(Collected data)
## Begin
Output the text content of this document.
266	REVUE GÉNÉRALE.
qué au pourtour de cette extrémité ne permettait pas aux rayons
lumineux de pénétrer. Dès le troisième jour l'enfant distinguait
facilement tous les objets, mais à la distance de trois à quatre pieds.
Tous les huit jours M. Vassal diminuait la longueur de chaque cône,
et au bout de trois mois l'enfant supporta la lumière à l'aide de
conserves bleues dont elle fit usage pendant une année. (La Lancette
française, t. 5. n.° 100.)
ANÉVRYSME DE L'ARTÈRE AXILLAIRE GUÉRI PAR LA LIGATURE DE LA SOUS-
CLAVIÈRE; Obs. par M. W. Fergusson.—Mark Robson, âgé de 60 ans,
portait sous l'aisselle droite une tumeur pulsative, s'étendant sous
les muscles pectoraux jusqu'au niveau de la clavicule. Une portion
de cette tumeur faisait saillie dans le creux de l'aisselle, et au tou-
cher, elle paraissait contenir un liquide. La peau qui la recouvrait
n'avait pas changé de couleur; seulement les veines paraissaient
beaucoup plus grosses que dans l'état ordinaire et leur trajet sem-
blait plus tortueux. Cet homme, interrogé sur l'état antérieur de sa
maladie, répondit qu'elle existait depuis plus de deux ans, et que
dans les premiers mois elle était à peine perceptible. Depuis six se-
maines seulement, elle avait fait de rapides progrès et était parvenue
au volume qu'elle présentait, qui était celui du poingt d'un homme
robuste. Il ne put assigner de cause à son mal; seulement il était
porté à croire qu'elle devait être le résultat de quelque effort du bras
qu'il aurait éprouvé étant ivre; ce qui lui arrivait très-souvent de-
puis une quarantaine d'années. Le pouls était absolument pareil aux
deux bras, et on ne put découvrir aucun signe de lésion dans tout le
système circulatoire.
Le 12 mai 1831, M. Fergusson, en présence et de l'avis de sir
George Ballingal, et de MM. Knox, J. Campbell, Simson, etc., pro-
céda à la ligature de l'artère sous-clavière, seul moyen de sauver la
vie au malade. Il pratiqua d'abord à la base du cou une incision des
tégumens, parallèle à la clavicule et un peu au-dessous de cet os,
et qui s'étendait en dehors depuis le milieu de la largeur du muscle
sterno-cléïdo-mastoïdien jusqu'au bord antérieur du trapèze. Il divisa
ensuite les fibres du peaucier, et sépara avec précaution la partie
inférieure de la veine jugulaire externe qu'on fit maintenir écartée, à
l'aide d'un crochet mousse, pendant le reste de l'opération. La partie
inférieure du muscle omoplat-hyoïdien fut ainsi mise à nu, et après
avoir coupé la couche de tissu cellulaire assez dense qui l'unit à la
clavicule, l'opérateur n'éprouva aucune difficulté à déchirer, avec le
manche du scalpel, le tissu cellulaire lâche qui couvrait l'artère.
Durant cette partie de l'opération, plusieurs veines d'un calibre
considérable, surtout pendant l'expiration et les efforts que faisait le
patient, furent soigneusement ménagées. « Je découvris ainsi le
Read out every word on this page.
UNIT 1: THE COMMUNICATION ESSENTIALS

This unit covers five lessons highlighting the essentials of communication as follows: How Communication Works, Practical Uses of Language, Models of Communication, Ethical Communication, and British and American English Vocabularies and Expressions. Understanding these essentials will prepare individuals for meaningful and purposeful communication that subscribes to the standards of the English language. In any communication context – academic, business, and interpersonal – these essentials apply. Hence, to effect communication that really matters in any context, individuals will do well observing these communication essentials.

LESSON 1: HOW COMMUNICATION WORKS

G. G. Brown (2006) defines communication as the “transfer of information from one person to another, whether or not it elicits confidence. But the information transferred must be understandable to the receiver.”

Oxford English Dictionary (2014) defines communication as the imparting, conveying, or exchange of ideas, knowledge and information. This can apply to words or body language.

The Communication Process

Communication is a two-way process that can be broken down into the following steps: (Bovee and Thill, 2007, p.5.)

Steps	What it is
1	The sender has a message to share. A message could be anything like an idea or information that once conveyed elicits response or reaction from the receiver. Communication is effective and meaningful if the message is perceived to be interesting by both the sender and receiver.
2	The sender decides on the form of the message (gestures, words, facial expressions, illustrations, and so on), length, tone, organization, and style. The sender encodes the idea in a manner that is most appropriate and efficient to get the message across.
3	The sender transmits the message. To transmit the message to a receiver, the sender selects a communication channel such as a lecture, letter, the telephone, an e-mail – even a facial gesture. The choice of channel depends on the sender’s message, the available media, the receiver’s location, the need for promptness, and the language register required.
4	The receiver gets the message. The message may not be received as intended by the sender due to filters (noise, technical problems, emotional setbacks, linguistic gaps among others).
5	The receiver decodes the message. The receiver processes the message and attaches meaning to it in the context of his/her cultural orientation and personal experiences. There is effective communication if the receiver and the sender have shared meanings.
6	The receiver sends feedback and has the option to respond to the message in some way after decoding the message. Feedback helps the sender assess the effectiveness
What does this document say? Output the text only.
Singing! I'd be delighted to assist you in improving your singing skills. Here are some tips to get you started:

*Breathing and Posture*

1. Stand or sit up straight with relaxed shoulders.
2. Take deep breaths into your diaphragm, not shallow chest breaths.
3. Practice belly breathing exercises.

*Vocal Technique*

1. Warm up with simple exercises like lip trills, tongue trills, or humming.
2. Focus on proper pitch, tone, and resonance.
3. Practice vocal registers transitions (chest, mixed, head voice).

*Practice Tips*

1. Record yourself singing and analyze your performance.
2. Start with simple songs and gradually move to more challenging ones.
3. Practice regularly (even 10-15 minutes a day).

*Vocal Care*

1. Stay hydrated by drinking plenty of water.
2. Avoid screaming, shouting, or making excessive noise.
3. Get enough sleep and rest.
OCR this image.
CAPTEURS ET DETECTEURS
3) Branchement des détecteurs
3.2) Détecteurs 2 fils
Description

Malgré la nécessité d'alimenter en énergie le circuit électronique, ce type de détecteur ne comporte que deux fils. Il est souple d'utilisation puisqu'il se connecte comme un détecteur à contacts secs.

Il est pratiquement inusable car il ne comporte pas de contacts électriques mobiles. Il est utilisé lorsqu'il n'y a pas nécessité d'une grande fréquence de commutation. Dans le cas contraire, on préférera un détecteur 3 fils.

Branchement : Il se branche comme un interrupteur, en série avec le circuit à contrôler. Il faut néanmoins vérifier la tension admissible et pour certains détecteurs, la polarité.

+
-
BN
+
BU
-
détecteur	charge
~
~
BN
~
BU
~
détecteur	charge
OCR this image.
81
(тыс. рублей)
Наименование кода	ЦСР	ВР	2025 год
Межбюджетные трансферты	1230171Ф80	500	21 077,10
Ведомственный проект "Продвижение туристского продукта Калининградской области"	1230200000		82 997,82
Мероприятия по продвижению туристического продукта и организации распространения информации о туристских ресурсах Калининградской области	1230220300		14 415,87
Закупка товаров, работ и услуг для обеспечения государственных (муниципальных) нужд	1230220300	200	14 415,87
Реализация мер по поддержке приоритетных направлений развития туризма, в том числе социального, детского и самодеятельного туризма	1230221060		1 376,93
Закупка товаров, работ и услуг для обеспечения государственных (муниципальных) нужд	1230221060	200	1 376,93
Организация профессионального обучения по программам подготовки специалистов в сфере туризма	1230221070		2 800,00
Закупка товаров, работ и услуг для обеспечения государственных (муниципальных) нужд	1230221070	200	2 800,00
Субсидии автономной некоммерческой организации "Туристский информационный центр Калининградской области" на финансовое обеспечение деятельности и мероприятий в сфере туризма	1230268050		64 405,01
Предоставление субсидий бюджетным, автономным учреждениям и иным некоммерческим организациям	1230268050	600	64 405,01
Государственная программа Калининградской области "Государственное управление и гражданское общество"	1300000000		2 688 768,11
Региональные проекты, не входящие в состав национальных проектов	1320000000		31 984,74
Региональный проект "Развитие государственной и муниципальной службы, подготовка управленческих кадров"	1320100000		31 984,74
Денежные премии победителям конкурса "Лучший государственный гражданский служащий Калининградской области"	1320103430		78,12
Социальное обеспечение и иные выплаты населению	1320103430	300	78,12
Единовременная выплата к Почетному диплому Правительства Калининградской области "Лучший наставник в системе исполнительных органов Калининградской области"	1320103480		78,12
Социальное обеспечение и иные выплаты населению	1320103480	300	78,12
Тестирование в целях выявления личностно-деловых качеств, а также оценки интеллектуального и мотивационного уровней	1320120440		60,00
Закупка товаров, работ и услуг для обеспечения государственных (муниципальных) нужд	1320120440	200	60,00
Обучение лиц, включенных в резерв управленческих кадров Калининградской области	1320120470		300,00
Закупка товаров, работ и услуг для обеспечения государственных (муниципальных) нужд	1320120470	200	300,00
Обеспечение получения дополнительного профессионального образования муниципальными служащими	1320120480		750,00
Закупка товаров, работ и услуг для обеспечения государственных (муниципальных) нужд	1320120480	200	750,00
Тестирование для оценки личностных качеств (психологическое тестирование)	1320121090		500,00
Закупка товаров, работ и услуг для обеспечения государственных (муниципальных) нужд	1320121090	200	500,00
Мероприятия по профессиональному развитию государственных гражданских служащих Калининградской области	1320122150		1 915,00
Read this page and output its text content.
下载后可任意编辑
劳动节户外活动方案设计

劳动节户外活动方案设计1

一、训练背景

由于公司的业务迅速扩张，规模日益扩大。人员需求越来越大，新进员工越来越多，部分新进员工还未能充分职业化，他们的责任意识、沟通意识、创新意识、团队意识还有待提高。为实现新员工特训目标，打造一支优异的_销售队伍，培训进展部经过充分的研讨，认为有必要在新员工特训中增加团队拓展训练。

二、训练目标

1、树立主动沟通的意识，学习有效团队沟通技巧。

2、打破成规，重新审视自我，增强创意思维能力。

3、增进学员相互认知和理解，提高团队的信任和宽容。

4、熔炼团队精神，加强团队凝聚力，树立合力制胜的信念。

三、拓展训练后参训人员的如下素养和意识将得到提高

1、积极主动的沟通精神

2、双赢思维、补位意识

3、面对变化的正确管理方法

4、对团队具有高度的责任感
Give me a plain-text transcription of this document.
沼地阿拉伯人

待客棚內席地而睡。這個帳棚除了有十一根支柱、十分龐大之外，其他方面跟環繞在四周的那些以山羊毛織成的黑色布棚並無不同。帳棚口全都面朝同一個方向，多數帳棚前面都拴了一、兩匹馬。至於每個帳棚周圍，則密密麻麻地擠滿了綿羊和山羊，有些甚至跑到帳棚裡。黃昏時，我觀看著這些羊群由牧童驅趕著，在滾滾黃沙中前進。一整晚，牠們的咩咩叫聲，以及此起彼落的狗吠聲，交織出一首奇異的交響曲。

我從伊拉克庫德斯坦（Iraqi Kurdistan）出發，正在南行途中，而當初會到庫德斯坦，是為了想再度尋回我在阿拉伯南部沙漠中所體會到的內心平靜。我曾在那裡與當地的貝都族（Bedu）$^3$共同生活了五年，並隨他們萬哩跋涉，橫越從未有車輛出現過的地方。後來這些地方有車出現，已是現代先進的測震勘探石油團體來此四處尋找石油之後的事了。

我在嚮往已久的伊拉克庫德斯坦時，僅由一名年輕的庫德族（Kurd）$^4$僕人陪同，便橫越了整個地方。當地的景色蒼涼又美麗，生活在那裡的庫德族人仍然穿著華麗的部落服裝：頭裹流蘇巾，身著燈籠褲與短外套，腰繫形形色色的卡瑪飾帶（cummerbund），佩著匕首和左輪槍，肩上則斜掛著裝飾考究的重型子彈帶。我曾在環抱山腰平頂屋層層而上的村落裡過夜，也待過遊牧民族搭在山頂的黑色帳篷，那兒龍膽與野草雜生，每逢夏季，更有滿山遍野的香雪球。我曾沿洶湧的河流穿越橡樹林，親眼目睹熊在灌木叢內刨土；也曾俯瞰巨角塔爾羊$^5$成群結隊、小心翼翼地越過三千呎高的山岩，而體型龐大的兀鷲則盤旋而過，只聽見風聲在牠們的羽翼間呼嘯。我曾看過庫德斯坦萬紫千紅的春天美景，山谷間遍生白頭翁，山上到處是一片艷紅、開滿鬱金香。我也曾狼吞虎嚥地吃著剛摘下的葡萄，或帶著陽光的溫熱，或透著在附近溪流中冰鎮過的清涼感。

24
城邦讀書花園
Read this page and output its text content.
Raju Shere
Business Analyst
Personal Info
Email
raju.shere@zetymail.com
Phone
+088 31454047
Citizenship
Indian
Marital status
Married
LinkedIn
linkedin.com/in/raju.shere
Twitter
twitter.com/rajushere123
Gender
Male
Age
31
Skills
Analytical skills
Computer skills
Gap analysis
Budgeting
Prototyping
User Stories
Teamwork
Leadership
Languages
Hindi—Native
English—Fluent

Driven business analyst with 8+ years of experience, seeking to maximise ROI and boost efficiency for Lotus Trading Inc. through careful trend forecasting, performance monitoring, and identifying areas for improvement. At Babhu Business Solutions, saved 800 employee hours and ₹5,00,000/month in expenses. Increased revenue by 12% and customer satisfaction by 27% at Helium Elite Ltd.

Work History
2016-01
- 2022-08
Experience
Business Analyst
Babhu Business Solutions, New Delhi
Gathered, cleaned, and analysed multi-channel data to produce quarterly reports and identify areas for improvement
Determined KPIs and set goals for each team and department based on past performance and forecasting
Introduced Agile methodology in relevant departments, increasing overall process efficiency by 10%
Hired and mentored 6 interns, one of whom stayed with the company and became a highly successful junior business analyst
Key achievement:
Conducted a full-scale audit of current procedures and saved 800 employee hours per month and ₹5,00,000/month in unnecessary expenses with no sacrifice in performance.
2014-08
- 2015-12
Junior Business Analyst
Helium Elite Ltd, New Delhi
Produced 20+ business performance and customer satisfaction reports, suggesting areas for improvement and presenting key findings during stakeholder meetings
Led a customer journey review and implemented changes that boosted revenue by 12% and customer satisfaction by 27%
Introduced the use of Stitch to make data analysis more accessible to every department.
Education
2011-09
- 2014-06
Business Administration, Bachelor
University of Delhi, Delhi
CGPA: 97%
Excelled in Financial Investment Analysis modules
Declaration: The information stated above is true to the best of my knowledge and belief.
## End
**INSTRUCTION**
Write out every line of the entries that holds the word "hours".

**EXERCISE ANSWER**
Driven business analyst with 8+ years of experience, seeking to maximise ROI and boost efficiency for Lotus Trading Inc. through careful trend forecasting, performance monitoring, and identifying areas for improvement. At Babhu Business Solutions, saved 800 employee hours and ₹5,00,000/month in expenses. Increased revenue by 12% and customer satisfaction by 27% at Helium Elite Ltd.
Conducted a full-scale audit of current procedures and saved 800 employee hours per month and ₹5,00,000/month in unnecessary expenses with no sacrifice in performance.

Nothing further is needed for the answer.